Given problem >> Drop the images; return everything else in the listing below exactly.
^^^^^^^^^^^^^^^^
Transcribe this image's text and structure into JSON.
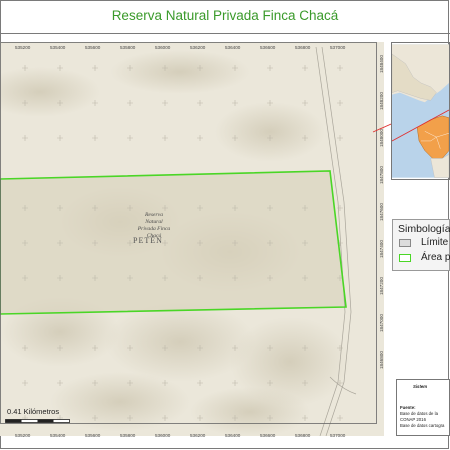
{
  "title": "Reserva Natural Privada Finca Chacá",
  "map": {
    "x_ticks": [
      "535200",
      "535400",
      "535600",
      "535800",
      "536000",
      "536200",
      "536400",
      "536600",
      "536800",
      "537000"
    ],
    "y_ticks": [
      "1848400",
      "1848200",
      "1848000",
      "1847800",
      "1847600",
      "1847400",
      "1847200",
      "1847000",
      "1846800"
    ],
    "reserve_label": [
      "Reserva",
      "Natural",
      "Privada Finca",
      "Chacá"
    ],
    "region_label": "PETÉN",
    "scale_label": "0.41 Kilómetros",
    "colors": {
      "boundary": "#4ad626",
      "land": "#e8e4d6",
      "reserve_fill": "#d9d2bd",
      "inset_country": "#f2a04a",
      "inset_water": "#b9d3ea"
    }
  },
  "legend": {
    "title": "Simbología",
    "items": [
      {
        "label": "Límite",
        "swatch": "#dcdcdc",
        "border": "#888888"
      },
      {
        "label": "Área pr",
        "swatch": "#ffffff",
        "border": "#4ad626"
      }
    ]
  },
  "info": {
    "heading": "Sistem",
    "source_label": "Fuente:",
    "lines": [
      "Base de datos de la",
      "CONAP 2016",
      "Base de datos cartogra"
    ]
  }
}
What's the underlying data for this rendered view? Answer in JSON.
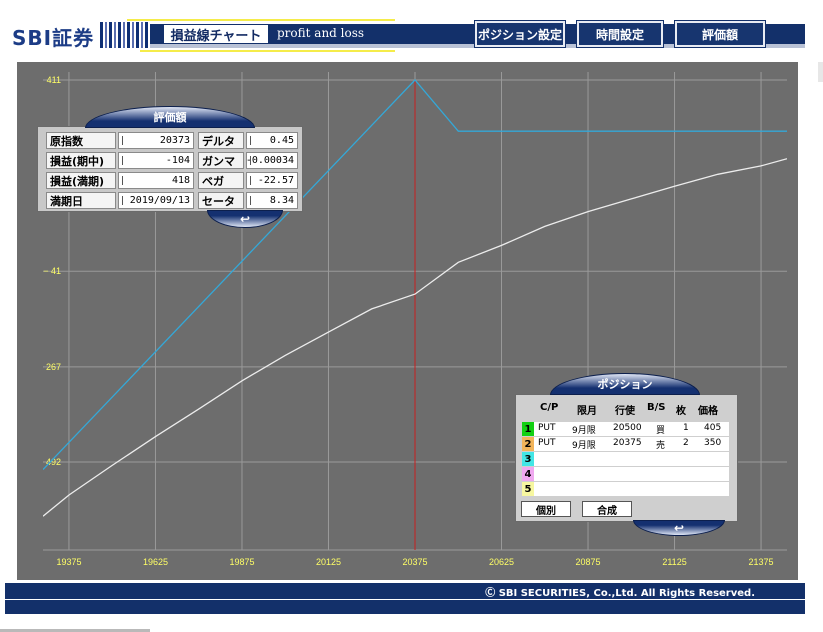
{
  "header": {
    "logo": "SBI証券",
    "title": "損益線チャート",
    "subtitle": "profit and loss",
    "nav": [
      {
        "label": "ポジション設定"
      },
      {
        "label": "時間設定"
      },
      {
        "label": "評価額"
      }
    ]
  },
  "colors": {
    "navy": "#13306a",
    "plot_bg": "#6d6d6d",
    "grid": "#9a9a9a",
    "expiry_line": "#34a8d8",
    "current_line": "#ececec",
    "strike_marker": "#c81e1e",
    "axis_label": "#ffff66"
  },
  "valuation": {
    "title": "評価額",
    "rows": [
      [
        {
          "label": "原指数",
          "value": "20373"
        },
        {
          "label": "デルタ",
          "value": "0.45"
        }
      ],
      [
        {
          "label": "損益(期中)",
          "value": "-104"
        },
        {
          "label": "ガンマ",
          "value": "-0.00034"
        }
      ],
      [
        {
          "label": "損益(満期)",
          "value": "418"
        },
        {
          "label": "ベガ",
          "value": "-22.57"
        }
      ],
      [
        {
          "label": "満期日",
          "value": "2019/09/13"
        },
        {
          "label": "セータ",
          "value": "8.34"
        }
      ]
    ],
    "back_icon": "↩"
  },
  "positions": {
    "title": "ポジション",
    "headers": [
      "C/P",
      "限月",
      "行使",
      "B/S",
      "枚",
      "価格"
    ],
    "rows": [
      {
        "no": "1",
        "cp": "PUT",
        "month": "9月限",
        "strike": "20500",
        "bs": "買",
        "qty": "1",
        "price": "405",
        "color": "#12d012"
      },
      {
        "no": "2",
        "cp": "PUT",
        "month": "9月限",
        "strike": "20375",
        "bs": "売",
        "qty": "2",
        "price": "350",
        "color": "#f2b45a"
      },
      {
        "no": "3",
        "cp": "",
        "month": "",
        "strike": "",
        "bs": "",
        "qty": "",
        "price": "",
        "color": "#43e6e6"
      },
      {
        "no": "4",
        "cp": "",
        "month": "",
        "strike": "",
        "bs": "",
        "qty": "",
        "price": "",
        "color": "#f0a8f0"
      },
      {
        "no": "5",
        "cp": "",
        "month": "",
        "strike": "",
        "bs": "",
        "qty": "",
        "price": "",
        "color": "#f7f7a0"
      }
    ],
    "btn_individual": "個別",
    "btn_combined": "合成",
    "back_icon": "↩"
  },
  "chart_data": {
    "type": "line",
    "x_ticks": [
      "19375",
      "19625",
      "19875",
      "20125",
      "20375",
      "20625",
      "20875",
      "21125",
      "21375"
    ],
    "y_ticks": [
      "411",
      "− 41",
      "− 267",
      "− 492"
    ],
    "xlim": [
      19300,
      21450
    ],
    "ylim": [
      -700,
      411
    ],
    "marker_x": 20375,
    "series": [
      {
        "key": "expiry",
        "x": [
          19300,
          20375,
          20500,
          21450
        ],
        "y": [
          -510,
          411,
          290,
          290
        ]
      },
      {
        "key": "current",
        "x": [
          19300,
          19375,
          19500,
          19625,
          19750,
          19875,
          20000,
          20125,
          20250,
          20375,
          20500,
          20625,
          20750,
          20875,
          21000,
          21125,
          21250,
          21375,
          21450
        ],
        "y": [
          -620,
          -570,
          -500,
          -432,
          -367,
          -300,
          -240,
          -185,
          -130,
          -95,
          -20,
          20,
          65,
          100,
          130,
          160,
          188,
          208,
          225
        ]
      }
    ]
  },
  "footer": {
    "copyright": "Ⓒ SBI SECURITIES, Co.,Ltd. All Rights Reserved."
  }
}
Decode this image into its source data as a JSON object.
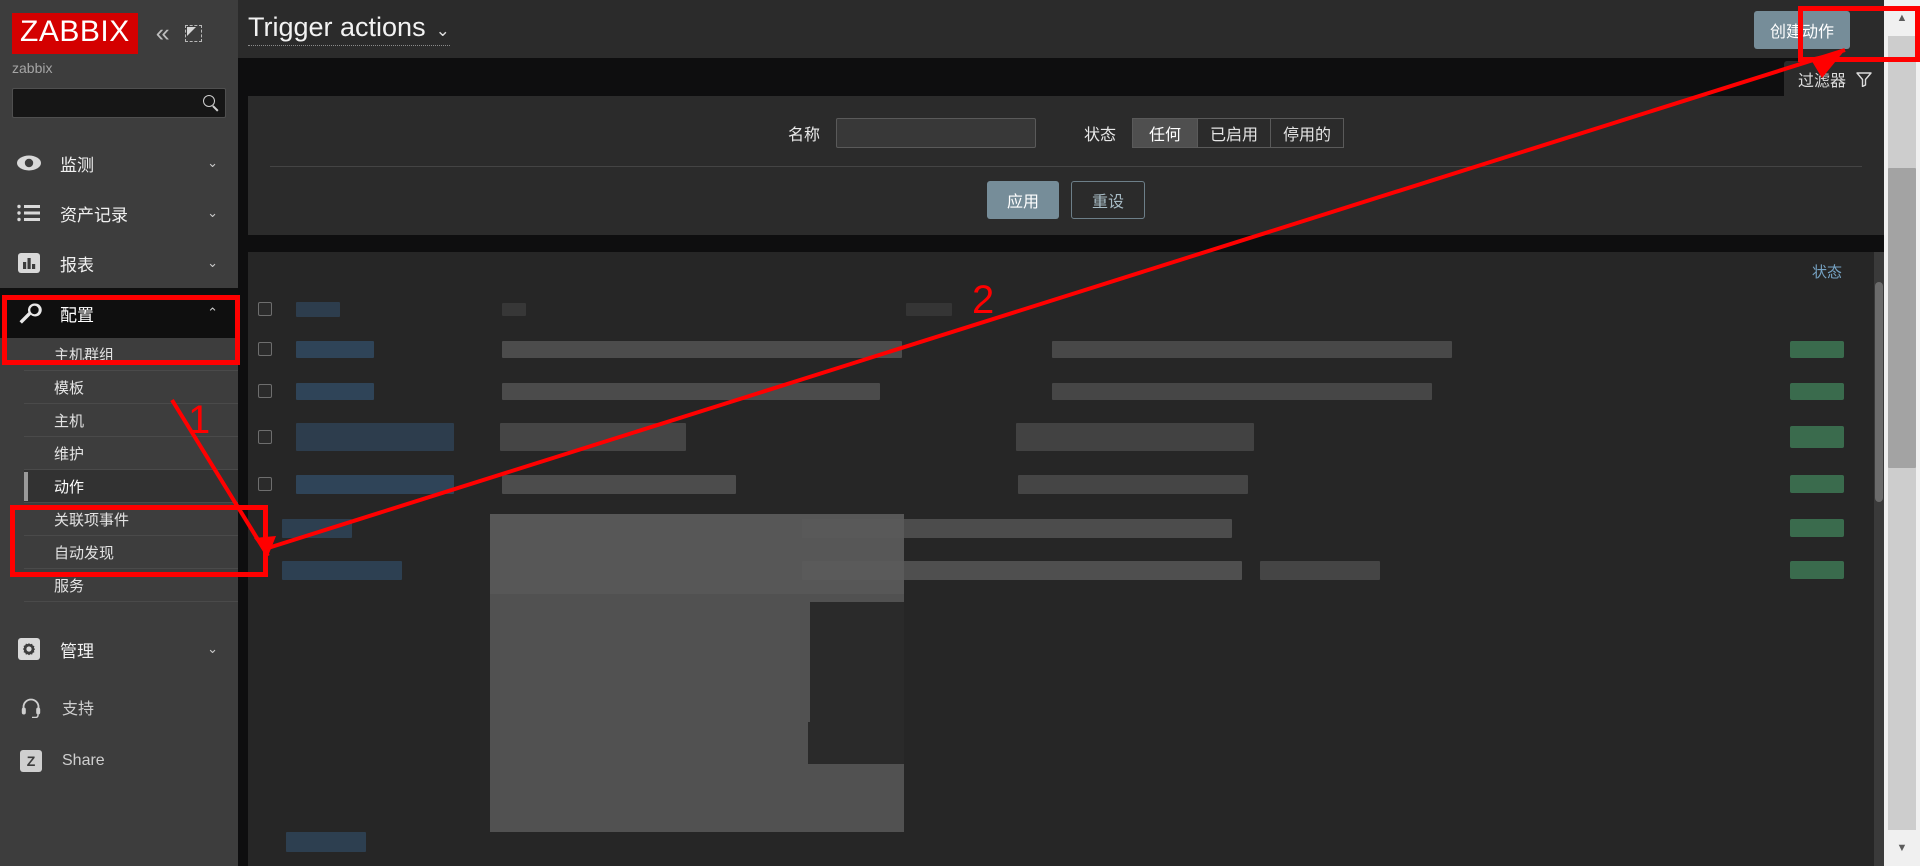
^^^^^^^^^^^^^^^^
Expected answer >>
Transcribe this image's text and structure into JSON.
{
  "title": "Reserva Natural Privada Finca Chacá",
  "map": {
    "x_ticks": [
      "535200",
      "535400",
      "535600",
      "535800",
      "536000",
      "536200",
      "536400",
      "536600",
      "536800",
      "537000"
    ],
    "y_ticks": [
      "1848400",
      "1848200",
      "1848000",
      "1847800",
      "1847600",
      "1847400",
      "1847200",
      "1847000",
      "1846800"
    ],
    "reserve_label": [
      "Reserva",
      "Natural",
      "Privada Finca",
      "Chacá"
    ],
    "region_label": "PETÉN",
    "scale_label": "0.41 Kilómetros",
    "colors": {
      "boundary": "#4ad626",
      "land": "#e8e4d6",
      "reserve_fill": "#d9d2bd",
      "inset_country": "#f2a04a",
      "inset_water": "#b9d3ea"
    }
  },
  "legend": {
    "title": "Simbología",
    "items": [
      {
        "label": "Límite",
        "swatch": "#dcdcdc",
        "border": "#888888"
      },
      {
        "label": "Área pr",
        "swatch": "#ffffff",
        "border": "#4ad626"
      }
    ]
  },
  "info": {
    "heading": "Sistem",
    "source_label": "Fuente:",
    "lines": [
      "Base de datos de la",
      "CONAP 2016",
      "Base de datos cartogra"
    ]
  }
}
What's the underlying data for this rendered view? Answer in JSON.
{
  "header": {
    "logo": "SBI証券",
    "title": "損益線チャート",
    "subtitle": "profit and loss",
    "nav": [
      {
        "label": "ポジション設定"
      },
      {
        "label": "時間設定"
      },
      {
        "label": "評価額"
      }
    ]
  },
  "colors": {
    "navy": "#13306a",
    "plot_bg": "#6d6d6d",
    "grid": "#9a9a9a",
    "expiry_line": "#34a8d8",
    "current_line": "#ececec",
    "strike_marker": "#c81e1e",
    "axis_label": "#ffff66"
  },
  "valuation": {
    "title": "評価額",
    "rows": [
      [
        {
          "label": "原指数",
          "value": "20373"
        },
        {
          "label": "デルタ",
          "value": "0.45"
        }
      ],
      [
        {
          "label": "損益(期中)",
          "value": "-104"
        },
        {
          "label": "ガンマ",
          "value": "-0.00034"
        }
      ],
      [
        {
          "label": "損益(満期)",
          "value": "418"
        },
        {
          "label": "ベガ",
          "value": "-22.57"
        }
      ],
      [
        {
          "label": "満期日",
          "value": "2019/09/13"
        },
        {
          "label": "セータ",
          "value": "8.34"
        }
      ]
    ],
    "back_icon": "↩"
  },
  "positions": {
    "title": "ポジション",
    "headers": [
      "C/P",
      "限月",
      "行使",
      "B/S",
      "枚",
      "価格"
    ],
    "rows": [
      {
        "no": "1",
        "cp": "PUT",
        "month": "9月限",
        "strike": "20500",
        "bs": "買",
        "qty": "1",
        "price": "405",
        "color": "#12d012"
      },
      {
        "no": "2",
        "cp": "PUT",
        "month": "9月限",
        "strike": "20375",
        "bs": "売",
        "qty": "2",
        "price": "350",
        "color": "#f2b45a"
      },
      {
        "no": "3",
        "cp": "",
        "month": "",
        "strike": "",
        "bs": "",
        "qty": "",
        "price": "",
        "color": "#43e6e6"
      },
      {
        "no": "4",
        "cp": "",
        "month": "",
        "strike": "",
        "bs": "",
        "qty": "",
        "price": "",
        "color": "#f0a8f0"
      },
      {
        "no": "5",
        "cp": "",
        "month": "",
        "strike": "",
        "bs": "",
        "qty": "",
        "price": "",
        "color": "#f7f7a0"
      }
    ],
    "btn_individual": "個別",
    "btn_combined": "合成",
    "back_icon": "↩"
  },
  "chart_data": {
    "type": "line",
    "x_ticks": [
      "19375",
      "19625",
      "19875",
      "20125",
      "20375",
      "20625",
      "20875",
      "21125",
      "21375"
    ],
    "y_ticks": [
      "411",
      "− 41",
      "− 267",
      "− 492"
    ],
    "xlim": [
      19300,
      21450
    ],
    "ylim": [
      -700,
      411
    ],
    "marker_x": 20375,
    "series": [
      {
        "key": "expiry",
        "x": [
          19300,
          20375,
          20500,
          21450
        ],
        "y": [
          -510,
          411,
          290,
          290
        ]
      },
      {
        "key": "current",
        "x": [
          19300,
          19375,
          19500,
          19625,
          19750,
          19875,
          20000,
          20125,
          20250,
          20375,
          20500,
          20625,
          20750,
          20875,
          21000,
          21125,
          21250,
          21375,
          21450
        ],
        "y": [
          -620,
          -570,
          -500,
          -432,
          -367,
          -300,
          -240,
          -185,
          -130,
          -95,
          -20,
          20,
          65,
          100,
          130,
          160,
          188,
          208,
          225
        ]
      }
    ]
  },
  "footer": {
    "copyright": "Ⓒ SBI SECURITIES, Co.,Ltd. All Rights Reserved."
  }
}
Decode this image into its source data as a JSON object.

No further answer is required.